# SHORT TASK:
Would you transcribe all of the data exactly, down to the last character?

[START DATA SUPPLIED]

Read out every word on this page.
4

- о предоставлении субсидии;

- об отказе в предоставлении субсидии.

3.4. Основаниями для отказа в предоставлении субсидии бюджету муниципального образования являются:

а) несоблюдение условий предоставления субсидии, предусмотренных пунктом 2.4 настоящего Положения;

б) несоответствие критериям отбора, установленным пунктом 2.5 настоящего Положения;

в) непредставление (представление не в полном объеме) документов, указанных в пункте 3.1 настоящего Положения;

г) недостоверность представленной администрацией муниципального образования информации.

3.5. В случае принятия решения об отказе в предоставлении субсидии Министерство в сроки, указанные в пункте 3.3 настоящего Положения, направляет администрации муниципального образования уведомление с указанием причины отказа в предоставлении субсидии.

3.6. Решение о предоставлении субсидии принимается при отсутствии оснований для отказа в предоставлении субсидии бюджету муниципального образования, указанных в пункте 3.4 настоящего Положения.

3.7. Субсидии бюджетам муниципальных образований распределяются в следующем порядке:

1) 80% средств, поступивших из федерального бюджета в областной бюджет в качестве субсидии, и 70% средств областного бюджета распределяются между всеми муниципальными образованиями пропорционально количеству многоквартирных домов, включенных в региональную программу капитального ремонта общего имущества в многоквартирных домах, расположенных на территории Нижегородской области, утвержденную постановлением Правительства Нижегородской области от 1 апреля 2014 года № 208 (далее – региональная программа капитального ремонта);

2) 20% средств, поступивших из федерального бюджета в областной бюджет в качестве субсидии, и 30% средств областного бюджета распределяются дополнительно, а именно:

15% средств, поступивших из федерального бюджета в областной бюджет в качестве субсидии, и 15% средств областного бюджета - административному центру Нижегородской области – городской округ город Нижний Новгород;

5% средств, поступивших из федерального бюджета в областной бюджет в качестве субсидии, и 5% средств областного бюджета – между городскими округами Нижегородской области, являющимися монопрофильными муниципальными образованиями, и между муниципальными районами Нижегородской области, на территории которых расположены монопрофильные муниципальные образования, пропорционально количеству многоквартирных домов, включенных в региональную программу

[END DATA SUPPLIED]

# EXERCISE OUTPUT:
Read out every word on this page.
4

- о предоставлении субсидии;

- об отказе в предоставлении субсидии.

3.4. Основаниями для отказа в предоставлении субсидии бюджету муниципального образования являются:

а) несоблюдение условий предоставления субсидии, предусмотренных пунктом 2.4 настоящего Положения;

б) несоответствие критериям отбора, установленным пунктом 2.5 настоящего Положения;

в) непредставление (представление не в полном объеме) документов, указанных в пункте 3.1 настоящего Положения;

г) недостоверность представленной администрацией муниципального образования информации.

3.5. В случае принятия решения об отказе в предоставлении субсидии Министерство в сроки, указанные в пункте 3.3 настоящего Положения, направляет администрации муниципального образования уведомление с указанием причины отказа в предоставлении субсидии.

3.6. Решение о предоставлении субсидии принимается при отсутствии оснований для отказа в предоставлении субсидии бюджету муниципального образования, указанных в пункте 3.4 настоящего Положения.

3.7. Субсидии бюджетам муниципальных образований распределяются в следующем порядке:

1) 80% средств, поступивших из федерального бюджета в областной бюджет в качестве субсидии, и 70% средств областного бюджета распределяются между всеми муниципальными образованиями пропорционально количеству многоквартирных домов, включенных в региональную программу капитального ремонта общего имущества в многоквартирных домах, расположенных на территории Нижегородской области, утвержденную постановлением Правительства Нижегородской области от 1 апреля 2014 года № 208 (далее – региональная программа капитального ремонта);

2) 20% средств, поступивших из федерального бюджета в областной бюджет в качестве субсидии, и 30% средств областного бюджета распределяются дополнительно, а именно:

15% средств, поступивших из федерального бюджета в областной бюджет в качестве субсидии, и 15% средств областного бюджета - административному центру Нижегородской области – городской округ город Нижний Новгород;

5% средств, поступивших из федерального бюджета в областной бюджет в качестве субсидии, и 5% средств областного бюджета – между городскими округами Нижегородской области, являющимися монопрофильными муниципальными образованиями, и между муниципальными районами Нижегородской области, на территории которых расположены монопрофильные муниципальные образования, пропорционально количеству многоквартирных домов, включенных в региональную программу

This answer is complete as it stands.